** begin Working data **
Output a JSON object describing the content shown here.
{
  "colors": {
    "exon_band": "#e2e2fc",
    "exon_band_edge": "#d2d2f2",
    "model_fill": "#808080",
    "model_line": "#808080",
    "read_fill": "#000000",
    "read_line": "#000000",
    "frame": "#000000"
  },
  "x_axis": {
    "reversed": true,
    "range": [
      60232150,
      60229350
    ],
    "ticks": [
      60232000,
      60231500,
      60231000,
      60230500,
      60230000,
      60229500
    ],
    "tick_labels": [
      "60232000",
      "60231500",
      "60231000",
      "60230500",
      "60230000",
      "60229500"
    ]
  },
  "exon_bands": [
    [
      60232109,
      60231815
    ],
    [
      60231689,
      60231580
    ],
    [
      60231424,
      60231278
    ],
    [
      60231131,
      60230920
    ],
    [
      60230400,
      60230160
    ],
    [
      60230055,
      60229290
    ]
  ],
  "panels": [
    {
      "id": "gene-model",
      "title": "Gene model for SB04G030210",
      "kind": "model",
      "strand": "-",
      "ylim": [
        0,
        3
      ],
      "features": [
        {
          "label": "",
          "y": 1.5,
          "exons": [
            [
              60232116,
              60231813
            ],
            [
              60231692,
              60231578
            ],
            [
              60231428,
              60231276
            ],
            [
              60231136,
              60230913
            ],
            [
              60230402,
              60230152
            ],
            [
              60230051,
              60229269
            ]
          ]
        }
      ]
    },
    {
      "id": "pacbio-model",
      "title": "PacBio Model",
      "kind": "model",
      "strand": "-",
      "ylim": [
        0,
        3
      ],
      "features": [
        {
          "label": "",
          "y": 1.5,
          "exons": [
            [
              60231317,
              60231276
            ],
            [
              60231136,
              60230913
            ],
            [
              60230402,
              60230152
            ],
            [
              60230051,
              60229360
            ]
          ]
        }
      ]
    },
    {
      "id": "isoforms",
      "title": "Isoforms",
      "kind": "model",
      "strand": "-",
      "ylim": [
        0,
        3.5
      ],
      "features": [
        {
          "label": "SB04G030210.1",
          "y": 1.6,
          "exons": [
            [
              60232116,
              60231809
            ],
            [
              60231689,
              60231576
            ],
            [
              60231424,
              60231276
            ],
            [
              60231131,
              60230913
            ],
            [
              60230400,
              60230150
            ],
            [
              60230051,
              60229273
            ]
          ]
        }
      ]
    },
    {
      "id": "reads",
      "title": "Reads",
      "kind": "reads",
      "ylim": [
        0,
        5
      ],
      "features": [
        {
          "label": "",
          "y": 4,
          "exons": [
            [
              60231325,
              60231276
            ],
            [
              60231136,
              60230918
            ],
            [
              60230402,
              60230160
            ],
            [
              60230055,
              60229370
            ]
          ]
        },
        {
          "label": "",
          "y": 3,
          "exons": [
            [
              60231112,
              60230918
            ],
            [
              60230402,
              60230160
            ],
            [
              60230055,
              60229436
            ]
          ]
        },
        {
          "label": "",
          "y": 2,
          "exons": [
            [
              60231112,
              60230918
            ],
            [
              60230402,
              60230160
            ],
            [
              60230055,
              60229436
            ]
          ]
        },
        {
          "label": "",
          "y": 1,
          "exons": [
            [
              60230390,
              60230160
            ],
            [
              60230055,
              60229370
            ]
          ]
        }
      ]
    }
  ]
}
** end Working data **
#### [Exercise description]
Reproduce the material in full, with no word added or dropped.

#### [Final result]
Output a JSON object describing the content shown here.
{
  "colors": {
    "exon_band": "#e2e2fc",
    "exon_band_edge": "#d2d2f2",
    "model_fill": "#808080",
    "model_line": "#808080",
    "read_fill": "#000000",
    "read_line": "#000000",
    "frame": "#000000"
  },
  "x_axis": {
    "reversed": true,
    "range": [
      60232150,
      60229350
    ],
    "ticks": [
      60232000,
      60231500,
      60231000,
      60230500,
      60230000,
      60229500
    ],
    "tick_labels": [
      "60232000",
      "60231500",
      "60231000",
      "60230500",
      "60230000",
      "60229500"
    ]
  },
  "exon_bands": [
    [
      60232109,
      60231815
    ],
    [
      60231689,
      60231580
    ],
    [
      60231424,
      60231278
    ],
    [
      60231131,
      60230920
    ],
    [
      60230400,
      60230160
    ],
    [
      60230055,
      60229290
    ]
  ],
  "panels": [
    {
      "id": "gene-model",
      "title": "Gene model for SB04G030210",
      "kind": "model",
      "strand": "-",
      "ylim": [
        0,
        3
      ],
      "features": [
        {
          "label": "",
          "y": 1.5,
          "exons": [
            [
              60232116,
              60231813
            ],
            [
              60231692,
              60231578
            ],
            [
              60231428,
              60231276
            ],
            [
              60231136,
              60230913
            ],
            [
              60230402,
              60230152
            ],
            [
              60230051,
              60229269
            ]
          ]
        }
      ]
    },
    {
      "id": "pacbio-model",
      "title": "PacBio Model",
      "kind": "model",
      "strand": "-",
      "ylim": [
        0,
        3
      ],
      "features": [
        {
          "label": "",
          "y": 1.5,
          "exons": [
            [
              60231317,
              60231276
            ],
            [
              60231136,
              60230913
            ],
            [
              60230402,
              60230152
            ],
            [
              60230051,
              60229360
            ]
          ]
        }
      ]
    },
    {
      "id": "isoforms",
      "title": "Isoforms",
      "kind": "model",
      "strand": "-",
      "ylim": [
        0,
        3.5
      ],
      "features": [
        {
          "label": "SB04G030210.1",
          "y": 1.6,
          "exons": [
            [
              60232116,
              60231809
            ],
            [
              60231689,
              60231576
            ],
            [
              60231424,
              60231276
            ],
            [
              60231131,
              60230913
            ],
            [
              60230400,
              60230150
            ],
            [
              60230051,
              60229273
            ]
          ]
        }
      ]
    },
    {
      "id": "reads",
      "title": "Reads",
      "kind": "reads",
      "ylim": [
        0,
        5
      ],
      "features": [
        {
          "label": "",
          "y": 4,
          "exons": [
            [
              60231325,
              60231276
            ],
            [
              60231136,
              60230918
            ],
            [
              60230402,
              60230160
            ],
            [
              60230055,
              60229370
            ]
          ]
        },
        {
          "label": "",
          "y": 3,
          "exons": [
            [
              60231112,
              60230918
            ],
            [
              60230402,
              60230160
            ],
            [
              60230055,
              60229436
            ]
          ]
        },
        {
          "label": "",
          "y": 2,
          "exons": [
            [
              60231112,
              60230918
            ],
            [
              60230402,
              60230160
            ],
            [
              60230055,
              60229436
            ]
          ]
        },
        {
          "label": "",
          "y": 1,
          "exons": [
            [
              60230390,
              60230160
            ],
            [
              60230055,
              60229370
            ]
          ]
        }
      ]
    }
  ]
}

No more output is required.